Required work:
Reproduce each line from the records that holds "Rate".

━━━━━━━━━━━━━━━━━━━━━━━━━━━━━━

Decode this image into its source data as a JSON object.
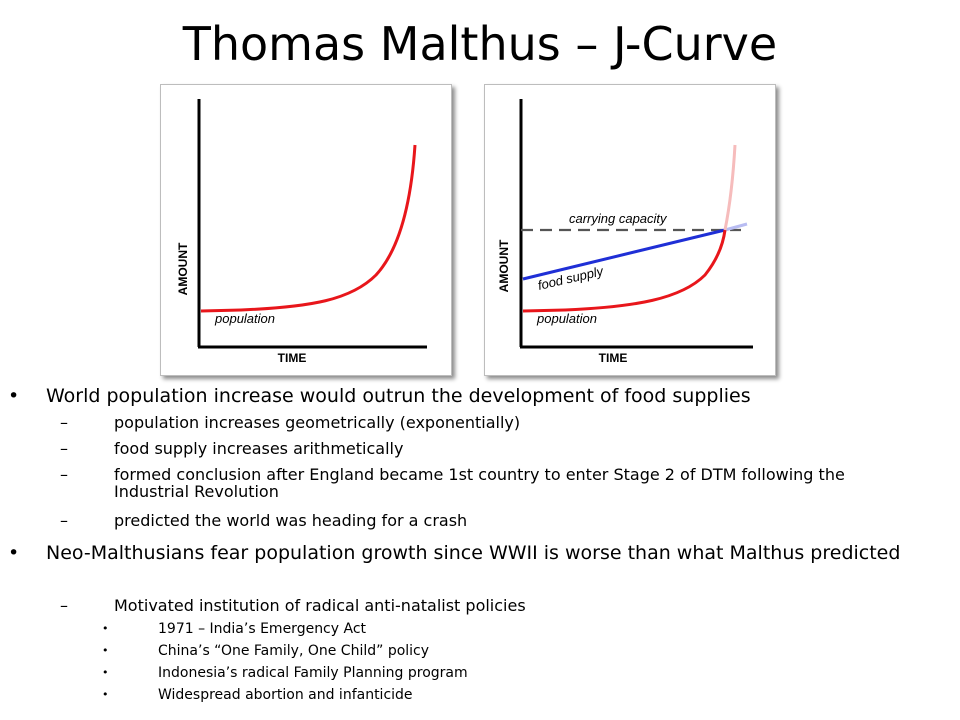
{
  "slide": {
    "title": "Thomas Malthus – J-Curve"
  },
  "figures": [
    {
      "ylabel": "AMOUNT",
      "xlabel": "TIME",
      "curve_labels": {
        "population": "population"
      },
      "colors": {
        "population": "#e8161b",
        "axes": "#000000"
      }
    },
    {
      "ylabel": "AMOUNT",
      "xlabel": "TIME",
      "curve_labels": {
        "carrying_capacity": "carrying capacity",
        "food_supply": "food supply",
        "population": "population"
      },
      "colors": {
        "population": "#e8161b",
        "food_supply": "#1f2fd6",
        "carrying_capacity": "#555555",
        "axes": "#000000"
      }
    }
  ],
  "bullets": [
    {
      "text": "World population increase would outrun the development of food supplies",
      "children": [
        {
          "text": "population increases geometrically (exponentially)"
        },
        {
          "text": "food supply increases arithmetically"
        },
        {
          "text": "formed conclusion after England became 1st country to enter Stage 2 of DTM following the Industrial Revolution"
        },
        {
          "text": "predicted the world was heading for a crash"
        }
      ]
    },
    {
      "text": "Neo-Malthusians fear population growth since WWII is worse than what  Malthus predicted",
      "children": [
        {
          "text": "Motivated institution of radical anti-natalist policies",
          "children": [
            {
              "text": "1971 – India’s Emergency Act"
            },
            {
              "text": "China’s “One Family, One Child” policy"
            },
            {
              "text": "Indonesia’s radical Family Planning program"
            },
            {
              "text": "Widespread abortion and infanticide"
            }
          ]
        }
      ]
    }
  ]
}
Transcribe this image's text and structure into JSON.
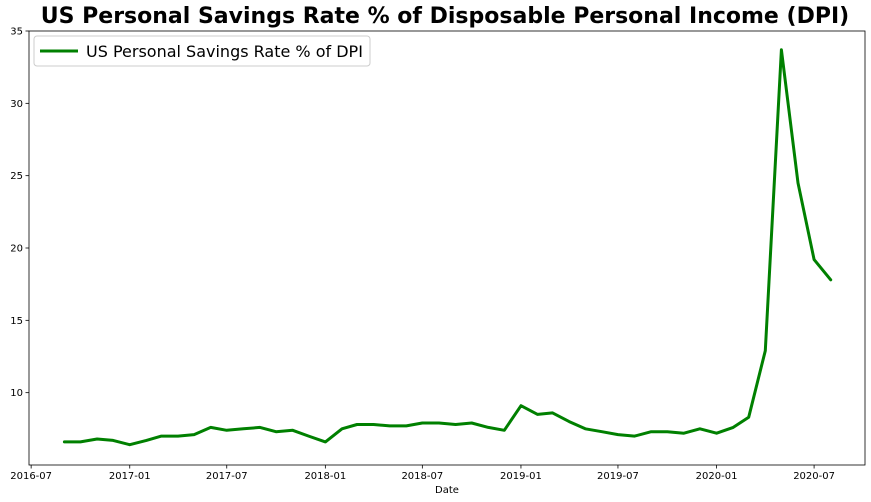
{
  "chart_data": {
    "type": "line",
    "title": "US Personal Savings Rate % of Disposable Personal Income (DPI)",
    "xlabel": "Date",
    "ylabel": "",
    "xlim": [
      "2016-06-27",
      "2020-10-04"
    ],
    "ylim": [
      5.0,
      35.0
    ],
    "x_ticks": [
      "2016-07",
      "2017-01",
      "2017-07",
      "2018-01",
      "2018-07",
      "2019-01",
      "2019-07",
      "2020-01",
      "2020-07"
    ],
    "y_ticks": [
      10,
      15,
      20,
      25,
      30,
      35
    ],
    "grid": false,
    "legend_position": "top-left",
    "series": [
      {
        "name": "US Personal Savings Rate % of DPI",
        "color": "#008000",
        "x": [
          "2016-09-01",
          "2016-10-01",
          "2016-11-01",
          "2016-12-01",
          "2017-01-01",
          "2017-02-01",
          "2017-03-01",
          "2017-04-01",
          "2017-05-01",
          "2017-06-01",
          "2017-07-01",
          "2017-08-01",
          "2017-09-01",
          "2017-10-01",
          "2017-11-01",
          "2017-12-01",
          "2018-01-01",
          "2018-02-01",
          "2018-03-01",
          "2018-04-01",
          "2018-05-01",
          "2018-06-01",
          "2018-07-01",
          "2018-08-01",
          "2018-09-01",
          "2018-10-01",
          "2018-11-01",
          "2018-12-01",
          "2019-01-01",
          "2019-02-01",
          "2019-03-01",
          "2019-04-01",
          "2019-05-01",
          "2019-06-01",
          "2019-07-01",
          "2019-08-01",
          "2019-09-01",
          "2019-10-01",
          "2019-11-01",
          "2019-12-01",
          "2020-01-01",
          "2020-02-01",
          "2020-03-01",
          "2020-04-01",
          "2020-05-01",
          "2020-06-01",
          "2020-07-01",
          "2020-08-01"
        ],
        "values": [
          6.6,
          6.6,
          6.8,
          6.7,
          6.4,
          6.7,
          7.0,
          7.0,
          7.1,
          7.6,
          7.4,
          7.5,
          7.6,
          7.3,
          7.4,
          7.0,
          6.6,
          7.5,
          7.8,
          7.8,
          7.7,
          7.7,
          7.9,
          7.9,
          7.8,
          7.9,
          7.6,
          7.4,
          9.1,
          8.5,
          8.6,
          8.0,
          7.5,
          7.3,
          7.1,
          7.0,
          7.3,
          7.3,
          7.2,
          7.5,
          7.2,
          7.6,
          8.3,
          12.9,
          33.7,
          24.5,
          19.2,
          17.8
        ]
      }
    ]
  }
}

━━━━━━━━━━━━━━━━━━━━━━━━━━━━━━

Task result:
    "title": "US Personal Savings Rate % of Disposable Personal Income (DPI)",
        "name": "US Personal Savings Rate % of DPI",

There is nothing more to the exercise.